The listing below is to be output in its exact form.

* Begin *

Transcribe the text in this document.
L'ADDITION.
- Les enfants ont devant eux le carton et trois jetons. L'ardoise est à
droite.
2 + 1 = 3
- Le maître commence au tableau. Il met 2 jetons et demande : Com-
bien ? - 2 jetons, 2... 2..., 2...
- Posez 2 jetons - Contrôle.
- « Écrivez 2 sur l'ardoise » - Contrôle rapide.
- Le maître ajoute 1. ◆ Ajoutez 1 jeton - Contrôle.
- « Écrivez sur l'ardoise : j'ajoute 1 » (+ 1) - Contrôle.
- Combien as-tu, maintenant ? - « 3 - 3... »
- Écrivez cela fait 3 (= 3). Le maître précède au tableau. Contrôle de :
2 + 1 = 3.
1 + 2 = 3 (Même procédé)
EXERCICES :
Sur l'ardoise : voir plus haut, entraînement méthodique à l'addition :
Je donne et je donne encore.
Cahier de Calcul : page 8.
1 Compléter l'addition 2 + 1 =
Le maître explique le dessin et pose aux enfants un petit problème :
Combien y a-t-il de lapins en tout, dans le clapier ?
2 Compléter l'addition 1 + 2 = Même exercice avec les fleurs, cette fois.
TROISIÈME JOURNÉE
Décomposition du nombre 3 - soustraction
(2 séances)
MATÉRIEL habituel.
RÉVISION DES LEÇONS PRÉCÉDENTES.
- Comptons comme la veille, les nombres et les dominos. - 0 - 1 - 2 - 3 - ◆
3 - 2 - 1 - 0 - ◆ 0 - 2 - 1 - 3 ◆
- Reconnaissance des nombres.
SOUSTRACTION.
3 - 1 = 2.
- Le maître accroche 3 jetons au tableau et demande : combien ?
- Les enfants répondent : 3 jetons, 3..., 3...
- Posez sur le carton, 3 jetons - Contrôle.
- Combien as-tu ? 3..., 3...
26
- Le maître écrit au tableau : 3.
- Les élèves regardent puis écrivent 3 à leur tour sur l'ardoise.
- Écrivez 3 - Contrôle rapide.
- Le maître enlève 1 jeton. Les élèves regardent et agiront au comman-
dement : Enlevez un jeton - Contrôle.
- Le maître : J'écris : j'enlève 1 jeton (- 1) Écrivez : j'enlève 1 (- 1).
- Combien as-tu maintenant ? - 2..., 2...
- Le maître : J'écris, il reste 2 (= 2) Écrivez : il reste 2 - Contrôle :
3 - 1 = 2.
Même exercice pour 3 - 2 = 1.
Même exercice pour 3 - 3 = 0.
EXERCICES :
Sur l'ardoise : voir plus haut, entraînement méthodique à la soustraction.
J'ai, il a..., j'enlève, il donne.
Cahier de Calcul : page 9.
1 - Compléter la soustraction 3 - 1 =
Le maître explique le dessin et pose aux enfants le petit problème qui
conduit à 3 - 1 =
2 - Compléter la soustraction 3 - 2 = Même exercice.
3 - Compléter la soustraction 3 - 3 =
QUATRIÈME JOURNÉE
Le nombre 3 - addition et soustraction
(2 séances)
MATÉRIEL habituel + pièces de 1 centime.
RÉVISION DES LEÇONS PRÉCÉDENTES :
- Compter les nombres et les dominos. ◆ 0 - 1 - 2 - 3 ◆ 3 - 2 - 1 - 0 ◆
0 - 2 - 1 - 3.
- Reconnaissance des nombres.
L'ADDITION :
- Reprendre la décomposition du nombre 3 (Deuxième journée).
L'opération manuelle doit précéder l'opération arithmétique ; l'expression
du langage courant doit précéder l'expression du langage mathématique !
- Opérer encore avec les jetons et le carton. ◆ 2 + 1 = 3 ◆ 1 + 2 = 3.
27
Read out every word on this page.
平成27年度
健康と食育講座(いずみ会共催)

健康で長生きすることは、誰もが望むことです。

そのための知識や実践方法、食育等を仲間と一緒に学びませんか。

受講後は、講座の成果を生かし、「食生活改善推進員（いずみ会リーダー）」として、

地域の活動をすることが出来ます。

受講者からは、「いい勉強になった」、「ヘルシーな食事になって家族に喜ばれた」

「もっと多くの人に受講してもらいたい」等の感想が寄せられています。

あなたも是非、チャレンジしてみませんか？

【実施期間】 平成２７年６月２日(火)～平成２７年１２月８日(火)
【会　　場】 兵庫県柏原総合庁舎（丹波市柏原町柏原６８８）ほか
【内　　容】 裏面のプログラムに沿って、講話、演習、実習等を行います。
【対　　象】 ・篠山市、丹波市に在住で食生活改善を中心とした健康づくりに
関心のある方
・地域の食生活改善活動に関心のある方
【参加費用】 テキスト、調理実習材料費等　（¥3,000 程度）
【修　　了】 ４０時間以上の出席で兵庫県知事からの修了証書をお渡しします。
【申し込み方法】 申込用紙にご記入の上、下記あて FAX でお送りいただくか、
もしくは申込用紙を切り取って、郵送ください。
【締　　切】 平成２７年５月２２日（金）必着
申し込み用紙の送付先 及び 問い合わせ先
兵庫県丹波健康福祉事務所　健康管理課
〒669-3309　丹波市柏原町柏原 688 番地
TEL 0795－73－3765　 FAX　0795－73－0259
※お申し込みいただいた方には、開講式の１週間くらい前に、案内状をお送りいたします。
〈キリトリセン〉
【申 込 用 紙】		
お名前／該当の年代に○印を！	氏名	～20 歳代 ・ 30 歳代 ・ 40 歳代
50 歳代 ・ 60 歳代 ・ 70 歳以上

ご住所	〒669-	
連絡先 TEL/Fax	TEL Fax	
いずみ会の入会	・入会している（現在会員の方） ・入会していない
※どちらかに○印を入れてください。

* End *

**SOLUTION TO THIS PROBLEM**
Transcribe the text in this document.
L'ADDITION.
- Les enfants ont devant eux le carton et trois jetons. L'ardoise est à
droite.
2 + 1 = 3
- Le maître commence au tableau. Il met 2 jetons et demande : Com-
bien ? - 2 jetons, 2... 2..., 2...
- Posez 2 jetons - Contrôle.
- « Écrivez 2 sur l'ardoise » - Contrôle rapide.
- Le maître ajoute 1. ◆ Ajoutez 1 jeton - Contrôle.
- « Écrivez sur l'ardoise : j'ajoute 1 » (+ 1) - Contrôle.
- Combien as-tu, maintenant ? - « 3 - 3... »
- Écrivez cela fait 3 (= 3). Le maître précède au tableau. Contrôle de :
2 + 1 = 3.
1 + 2 = 3 (Même procédé)
EXERCICES :
Sur l'ardoise : voir plus haut, entraînement méthodique à l'addition :
Je donne et je donne encore.
Cahier de Calcul : page 8.
1 Compléter l'addition 2 + 1 =
Le maître explique le dessin et pose aux enfants un petit problème :
Combien y a-t-il de lapins en tout, dans le clapier ?
2 Compléter l'addition 1 + 2 = Même exercice avec les fleurs, cette fois.
TROISIÈME JOURNÉE
Décomposition du nombre 3 - soustraction
(2 séances)
MATÉRIEL habituel.
RÉVISION DES LEÇONS PRÉCÉDENTES.
- Comptons comme la veille, les nombres et les dominos. - 0 - 1 - 2 - 3 - ◆
3 - 2 - 1 - 0 - ◆ 0 - 2 - 1 - 3 ◆
- Reconnaissance des nombres.
SOUSTRACTION.
3 - 1 = 2.
- Le maître accroche 3 jetons au tableau et demande : combien ?
- Les enfants répondent : 3 jetons, 3..., 3...
- Posez sur le carton, 3 jetons - Contrôle.
- Combien as-tu ? 3..., 3...
26
- Le maître écrit au tableau : 3.
- Les élèves regardent puis écrivent 3 à leur tour sur l'ardoise.
- Écrivez 3 - Contrôle rapide.
- Le maître enlève 1 jeton. Les élèves regardent et agiront au comman-
dement : Enlevez un jeton - Contrôle.
- Le maître : J'écris : j'enlève 1 jeton (- 1) Écrivez : j'enlève 1 (- 1).
- Combien as-tu maintenant ? - 2..., 2...
- Le maître : J'écris, il reste 2 (= 2) Écrivez : il reste 2 - Contrôle :
3 - 1 = 2.
Même exercice pour 3 - 2 = 1.
Même exercice pour 3 - 3 = 0.
EXERCICES :
Sur l'ardoise : voir plus haut, entraînement méthodique à la soustraction.
J'ai, il a..., j'enlève, il donne.
Cahier de Calcul : page 9.
1 - Compléter la soustraction 3 - 1 =
Le maître explique le dessin et pose aux enfants le petit problème qui
conduit à 3 - 1 =
2 - Compléter la soustraction 3 - 2 = Même exercice.
3 - Compléter la soustraction 3 - 3 =
QUATRIÈME JOURNÉE
Le nombre 3 - addition et soustraction
(2 séances)
MATÉRIEL habituel + pièces de 1 centime.
RÉVISION DES LEÇONS PRÉCÉDENTES :
- Compter les nombres et les dominos. ◆ 0 - 1 - 2 - 3 ◆ 3 - 2 - 1 - 0 ◆
0 - 2 - 1 - 3.
- Reconnaissance des nombres.
L'ADDITION :
- Reprendre la décomposition du nombre 3 (Deuxième journée).
L'opération manuelle doit précéder l'opération arithmétique ; l'expression
du langage courant doit précéder l'expression du langage mathématique !
- Opérer encore avec les jetons et le carton. ◆ 2 + 1 = 3 ◆ 1 + 2 = 3.
27
Read out every word on this page.
平成27年度
健康と食育講座(いずみ会共催)

健康で長生きすることは、誰もが望むことです。

そのための知識や実践方法、食育等を仲間と一緒に学びませんか。

受講後は、講座の成果を生かし、「食生活改善推進員（いずみ会リーダー）」として、

地域の活動をすることが出来ます。

受講者からは、「いい勉強になった」、「ヘルシーな食事になって家族に喜ばれた」

「もっと多くの人に受講してもらいたい」等の感想が寄せられています。

あなたも是非、チャレンジしてみませんか？

【実施期間】 平成２７年６月２日(火)～平成２７年１２月８日(火)
【会　　場】 兵庫県柏原総合庁舎（丹波市柏原町柏原６８８）ほか
【内　　容】 裏面のプログラムに沿って、講話、演習、実習等を行います。
【対　　象】 ・篠山市、丹波市に在住で食生活改善を中心とした健康づくりに
関心のある方
・地域の食生活改善活動に関心のある方
【参加費用】 テキスト、調理実習材料費等　（¥3,000 程度）
【修　　了】 ４０時間以上の出席で兵庫県知事からの修了証書をお渡しします。
【申し込み方法】 申込用紙にご記入の上、下記あて FAX でお送りいただくか、
もしくは申込用紙を切り取って、郵送ください。
【締　　切】 平成２７年５月２２日（金）必着
申し込み用紙の送付先 及び 問い合わせ先
兵庫県丹波健康福祉事務所　健康管理課
〒669-3309　丹波市柏原町柏原 688 番地
TEL 0795－73－3765　 FAX　0795－73－0259
※お申し込みいただいた方には、開講式の１週間くらい前に、案内状をお送りいたします。
〈キリトリセン〉
【申 込 用 紙】		
お名前／該当の年代に○印を！	氏名	～20 歳代 ・ 30 歳代 ・ 40 歳代
50 歳代 ・ 60 歳代 ・ 70 歳以上

ご住所	〒669-	
連絡先 TEL/Fax	TEL Fax	
いずみ会の入会	・入会している（現在会員の方） ・入会していない
※どちらかに○印を入れてください。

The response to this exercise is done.